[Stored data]

○ ○ ○ ○ ○ ○ ○

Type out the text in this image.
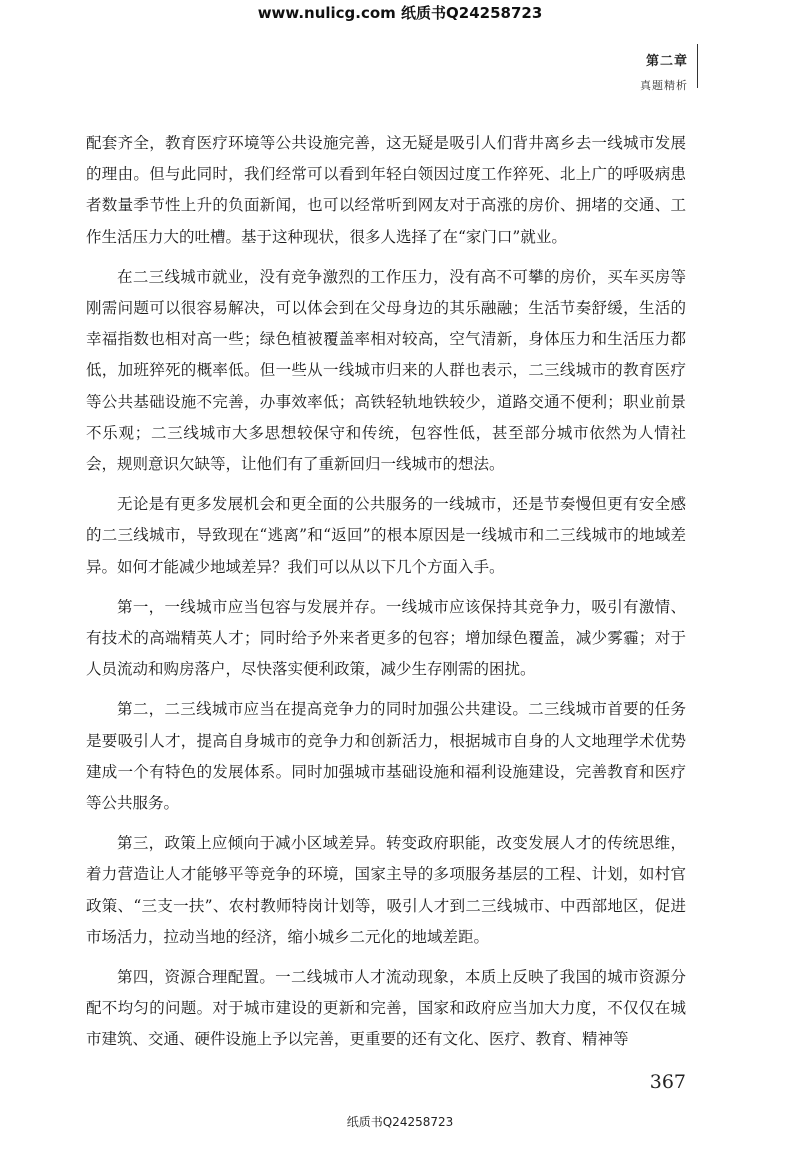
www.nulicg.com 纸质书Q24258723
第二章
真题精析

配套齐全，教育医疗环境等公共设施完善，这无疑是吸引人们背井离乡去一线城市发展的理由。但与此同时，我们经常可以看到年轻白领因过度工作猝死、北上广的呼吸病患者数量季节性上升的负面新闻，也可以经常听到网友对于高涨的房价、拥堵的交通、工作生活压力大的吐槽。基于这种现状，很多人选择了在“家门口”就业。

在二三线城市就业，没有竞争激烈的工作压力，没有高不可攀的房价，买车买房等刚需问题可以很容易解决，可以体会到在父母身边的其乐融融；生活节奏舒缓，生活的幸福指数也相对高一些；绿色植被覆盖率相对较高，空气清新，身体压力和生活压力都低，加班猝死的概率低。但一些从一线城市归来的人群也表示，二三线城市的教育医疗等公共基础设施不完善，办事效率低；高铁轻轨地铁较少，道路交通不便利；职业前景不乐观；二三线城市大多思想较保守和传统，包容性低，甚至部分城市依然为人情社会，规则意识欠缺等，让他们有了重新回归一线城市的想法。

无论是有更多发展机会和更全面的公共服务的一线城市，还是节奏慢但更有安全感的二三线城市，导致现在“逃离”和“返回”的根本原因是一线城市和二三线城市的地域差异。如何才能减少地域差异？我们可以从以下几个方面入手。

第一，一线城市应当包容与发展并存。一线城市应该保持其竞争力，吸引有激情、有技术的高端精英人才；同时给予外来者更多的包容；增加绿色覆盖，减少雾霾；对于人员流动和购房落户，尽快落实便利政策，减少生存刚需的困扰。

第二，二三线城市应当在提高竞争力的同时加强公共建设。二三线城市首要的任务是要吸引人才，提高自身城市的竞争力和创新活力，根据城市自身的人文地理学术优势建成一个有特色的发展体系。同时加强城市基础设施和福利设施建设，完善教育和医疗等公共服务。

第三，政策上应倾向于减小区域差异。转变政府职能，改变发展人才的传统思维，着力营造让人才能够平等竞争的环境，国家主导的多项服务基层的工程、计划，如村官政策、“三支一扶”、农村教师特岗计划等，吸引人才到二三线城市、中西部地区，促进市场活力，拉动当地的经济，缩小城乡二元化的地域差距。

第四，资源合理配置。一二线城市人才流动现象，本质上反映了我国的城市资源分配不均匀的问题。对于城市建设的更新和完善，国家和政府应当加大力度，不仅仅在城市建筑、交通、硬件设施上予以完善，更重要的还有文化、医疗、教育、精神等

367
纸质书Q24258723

○ ○ ○ ○ ○ ○ ○

§ EXERCISE INSTRUCTIONS:
Can you restate all the records above word for word while dropping the pictures?

§ RESULT OF THE EXERCISE:
Type out the text in this image.
www.nulicg.com 纸质书Q24258723
第二章
真题精析

配套齐全，教育医疗环境等公共设施完善，这无疑是吸引人们背井离乡去一线城市发展的理由。但与此同时，我们经常可以看到年轻白领因过度工作猝死、北上广的呼吸病患者数量季节性上升的负面新闻，也可以经常听到网友对于高涨的房价、拥堵的交通、工作生活压力大的吐槽。基于这种现状，很多人选择了在“家门口”就业。

在二三线城市就业，没有竞争激烈的工作压力，没有高不可攀的房价，买车买房等刚需问题可以很容易解决，可以体会到在父母身边的其乐融融；生活节奏舒缓，生活的幸福指数也相对高一些；绿色植被覆盖率相对较高，空气清新，身体压力和生活压力都低，加班猝死的概率低。但一些从一线城市归来的人群也表示，二三线城市的教育医疗等公共基础设施不完善，办事效率低；高铁轻轨地铁较少，道路交通不便利；职业前景不乐观；二三线城市大多思想较保守和传统，包容性低，甚至部分城市依然为人情社会，规则意识欠缺等，让他们有了重新回归一线城市的想法。

无论是有更多发展机会和更全面的公共服务的一线城市，还是节奏慢但更有安全感的二三线城市，导致现在“逃离”和“返回”的根本原因是一线城市和二三线城市的地域差异。如何才能减少地域差异？我们可以从以下几个方面入手。

第一，一线城市应当包容与发展并存。一线城市应该保持其竞争力，吸引有激情、有技术的高端精英人才；同时给予外来者更多的包容；增加绿色覆盖，减少雾霾；对于人员流动和购房落户，尽快落实便利政策，减少生存刚需的困扰。

第二，二三线城市应当在提高竞争力的同时加强公共建设。二三线城市首要的任务是要吸引人才，提高自身城市的竞争力和创新活力，根据城市自身的人文地理学术优势建成一个有特色的发展体系。同时加强城市基础设施和福利设施建设，完善教育和医疗等公共服务。

第三，政策上应倾向于减小区域差异。转变政府职能，改变发展人才的传统思维，着力营造让人才能够平等竞争的环境，国家主导的多项服务基层的工程、计划，如村官政策、“三支一扶”、农村教师特岗计划等，吸引人才到二三线城市、中西部地区，促进市场活力，拉动当地的经济，缩小城乡二元化的地域差距。

第四，资源合理配置。一二线城市人才流动现象，本质上反映了我国的城市资源分配不均匀的问题。对于城市建设的更新和完善，国家和政府应当加大力度，不仅仅在城市建筑、交通、硬件设施上予以完善，更重要的还有文化、医疗、教育、精神等

367
纸质书Q24258723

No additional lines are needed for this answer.